** START **
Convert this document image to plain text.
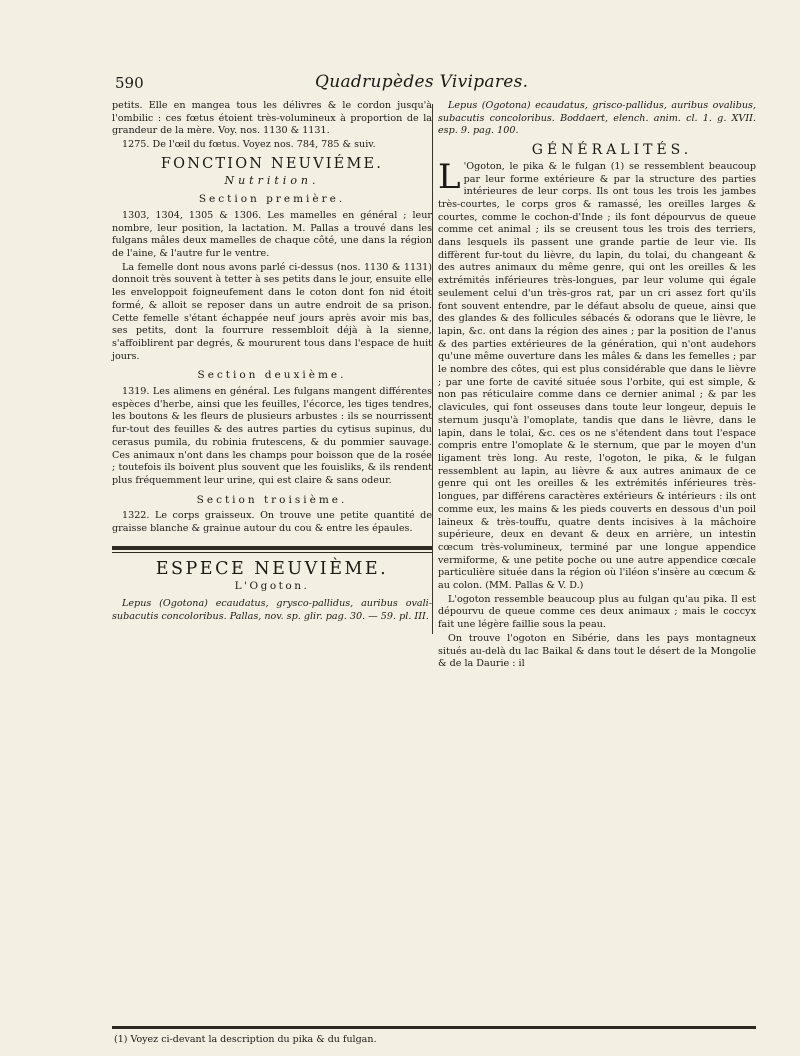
590	Quadrupèdes Vivipares.

petits. Elle en mangea tous les délivres & le cordon jusqu'à l'ombilic : ces fœtus étoient très-volumineux à proportion de la grandeur de la mère. Voy. nos. 1130 & 1131.

1275. De l'œil du fœtus. Voyez nos. 784, 785 & suiv.

FONCTION NEUVIÉME.
Nutrition.
Section première.

1303, 1304, 1305 & 1306. Les mamelles en général ; leur nombre, leur position, la lactation. M. Pallas a trouvé dans les fulgans mâles deux mamelles de chaque côté, une dans la région de l'aine, & l'autre fur le ventre.

La femelle dont nous avons parlé ci-dessus (nos. 1130 & 1131) donnoit très souvent à tetter à ses petits dans le jour, ensuite elle les enveloppoit foigneufement dans le coton dont fon nid étoit formé, & alloit se reposer dans un autre endroit de sa prison. Cette femelle s'étant échappée neuf jours après avoir mis bas, ses petits, dont la fourrure ressembloit déjà à la sienne, s'affoiblirent par degrés, & moururent tous dans l'espace de huit jours.

Section deuxième.

1319. Les alimens en général. Les fulgans mangent différentes espèces d'herbe, ainsi que les feuilles, l'écorce, les tiges tendres, les boutons & les fleurs de plusieurs arbustes : ils se nourrissent fur-tout des feuilles & des autres parties du cytisus supinus, du cerasus pumila, du robinia frutescens, & du pommier sauvage. Ces animaux n'ont dans les champs pour boisson que de la rosée ; toutefois ils boivent plus souvent que les fouisliks, & ils rendent plus fréquemment leur urine, qui est claire & sans odeur.

Section troisième.

1322. Le corps graisseux. On trouve une petite quantité de graisse blanche & grainue autour du cou & entre les épaules.

ESPECE NEUVIÈME.
L'Ogoton.

Lepus (Ogotona) ecaudatus, grysco-pallidus, auribus ovali-subacutis concoloribus. Pallas, nov. sp. glir. pag. 30. — 59. pl. III.

Lepus (Ogotona) ecaudatus, grisco-pallidus, auribus ovalibus, subacutis concoloribus. Boddaert, elench. anim. cl. 1. g. XVII. esp. 9. pag. 100.

GÉNÉRALITÉS.

L 'Ogoton, le pika & le fulgan (1) se ressemblent beaucoup par leur forme extérieure & par la structure des parties intérieures de leur corps. Ils ont tous les trois les jambes très-courtes, le corps gros & ramassé, les oreilles larges & courtes, comme le cochon-d'Inde ; ils font dépourvus de queue comme cet animal ; ils se creusent tous les trois des terriers, dans lesquels ils passent une grande partie de leur vie. Ils diffèrent fur-tout du lièvre, du lapin, du tolai, du changeant & des autres animaux du même genre, qui ont les oreilles & les extrémités inférieures très-longues, par leur volume qui égale seulement celui d'un très-gros rat, par un cri assez fort qu'ils font souvent entendre, par le défaut absolu de queue, ainsi que des glandes & des follicules sébacés & odorans que le lièvre, le lapin, &c. ont dans la région des aines ; par la position de l'anus & des parties extérieures de la génération, qui n'ont audehors qu'une même ouverture dans les mâles & dans les femelles ; par le nombre des côtes, qui est plus considérable que dans le lièvre ; par une forte de cavité située sous l'orbite, qui est simple, & non pas réticulaire comme dans ce dernier animal ; & par les clavicules, qui font osseuses dans toute leur longeur, depuis le sternum jusqu'à l'omoplate, tandis que dans le lièvre, dans le lapin, dans le tolai, &c. ces os ne s'étendent dans tout l'espace compris entre l'omoplate & le sternum, que par le moyen d'un ligament très long. Au reste, l'ogoton, le pika, & le fulgan ressemblent au lapin, au lièvre & aux autres animaux de ce genre qui ont les oreilles & les extrémités inférieures très-longues, par différens caractères extérieurs & intérieurs : ils ont comme eux, les mains & les pieds couverts en dessous d'un poil laineux & très-touffu, quatre dents incisives à la mâchoire supérieure, deux en devant & deux en arrière, un intestin cœcum très-volumineux, terminé par une longue appendice vermiforme, & une petite poche ou une autre appendice cœcale particulière située dans la région où l'iléon s'insère au cœcum & au colon. (MM. Pallas & V. D.)

L'ogoton ressemble beaucoup plus au fulgan qu'au pika. Il est dépourvu de queue comme ces deux animaux ; mais le coccyx fait une légère faillie sous la peau.

On trouve l'ogoton en Sibérie, dans les pays montagneux situés au-delà du lac Baikal & dans tout le désert de la Mongolie & de la Daurie : il

(1) Voyez ci-devant la description du pika & du fulgan.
** END **
* **Problem statement**
Copy the records above exactly, omitting every picture.

* **Exercise output**
Convert this document image to plain text.
590	Quadrupèdes Vivipares.

petits. Elle en mangea tous les délivres & le cordon jusqu'à l'ombilic : ces fœtus étoient très-volumineux à proportion de la grandeur de la mère. Voy. nos. 1130 & 1131.

1275. De l'œil du fœtus. Voyez nos. 784, 785 & suiv.

FONCTION NEUVIÉME.
Nutrition.
Section première.

1303, 1304, 1305 & 1306. Les mamelles en général ; leur nombre, leur position, la lactation. M. Pallas a trouvé dans les fulgans mâles deux mamelles de chaque côté, une dans la région de l'aine, & l'autre fur le ventre.

La femelle dont nous avons parlé ci-dessus (nos. 1130 & 1131) donnoit très souvent à tetter à ses petits dans le jour, ensuite elle les enveloppoit foigneufement dans le coton dont fon nid étoit formé, & alloit se reposer dans un autre endroit de sa prison. Cette femelle s'étant échappée neuf jours après avoir mis bas, ses petits, dont la fourrure ressembloit déjà à la sienne, s'affoiblirent par degrés, & moururent tous dans l'espace de huit jours.

Section deuxième.

1319. Les alimens en général. Les fulgans mangent différentes espèces d'herbe, ainsi que les feuilles, l'écorce, les tiges tendres, les boutons & les fleurs de plusieurs arbustes : ils se nourrissent fur-tout des feuilles & des autres parties du cytisus supinus, du cerasus pumila, du robinia frutescens, & du pommier sauvage. Ces animaux n'ont dans les champs pour boisson que de la rosée ; toutefois ils boivent plus souvent que les fouisliks, & ils rendent plus fréquemment leur urine, qui est claire & sans odeur.

Section troisième.

1322. Le corps graisseux. On trouve une petite quantité de graisse blanche & grainue autour du cou & entre les épaules.

ESPECE NEUVIÈME.
L'Ogoton.

Lepus (Ogotona) ecaudatus, grysco-pallidus, auribus ovali-subacutis concoloribus. Pallas, nov. sp. glir. pag. 30. — 59. pl. III.

Lepus (Ogotona) ecaudatus, grisco-pallidus, auribus ovalibus, subacutis concoloribus. Boddaert, elench. anim. cl. 1. g. XVII. esp. 9. pag. 100.

GÉNÉRALITÉS.

L 'Ogoton, le pika & le fulgan (1) se ressemblent beaucoup par leur forme extérieure & par la structure des parties intérieures de leur corps. Ils ont tous les trois les jambes très-courtes, le corps gros & ramassé, les oreilles larges & courtes, comme le cochon-d'Inde ; ils font dépourvus de queue comme cet animal ; ils se creusent tous les trois des terriers, dans lesquels ils passent une grande partie de leur vie. Ils diffèrent fur-tout du lièvre, du lapin, du tolai, du changeant & des autres animaux du même genre, qui ont les oreilles & les extrémités inférieures très-longues, par leur volume qui égale seulement celui d'un très-gros rat, par un cri assez fort qu'ils font souvent entendre, par le défaut absolu de queue, ainsi que des glandes & des follicules sébacés & odorans que le lièvre, le lapin, &c. ont dans la région des aines ; par la position de l'anus & des parties extérieures de la génération, qui n'ont audehors qu'une même ouverture dans les mâles & dans les femelles ; par le nombre des côtes, qui est plus considérable que dans le lièvre ; par une forte de cavité située sous l'orbite, qui est simple, & non pas réticulaire comme dans ce dernier animal ; & par les clavicules, qui font osseuses dans toute leur longeur, depuis le sternum jusqu'à l'omoplate, tandis que dans le lièvre, dans le lapin, dans le tolai, &c. ces os ne s'étendent dans tout l'espace compris entre l'omoplate & le sternum, que par le moyen d'un ligament très long. Au reste, l'ogoton, le pika, & le fulgan ressemblent au lapin, au lièvre & aux autres animaux de ce genre qui ont les oreilles & les extrémités inférieures très-longues, par différens caractères extérieurs & intérieurs : ils ont comme eux, les mains & les pieds couverts en dessous d'un poil laineux & très-touffu, quatre dents incisives à la mâchoire supérieure, deux en devant & deux en arrière, un intestin cœcum très-volumineux, terminé par une longue appendice vermiforme, & une petite poche ou une autre appendice cœcale particulière située dans la région où l'iléon s'insère au cœcum & au colon. (MM. Pallas & V. D.)

L'ogoton ressemble beaucoup plus au fulgan qu'au pika. Il est dépourvu de queue comme ces deux animaux ; mais le coccyx fait une légère faillie sous la peau.

On trouve l'ogoton en Sibérie, dans les pays montagneux situés au-delà du lac Baikal & dans tout le désert de la Mongolie & de la Daurie : il

(1) Voyez ci-devant la description du pika & du fulgan.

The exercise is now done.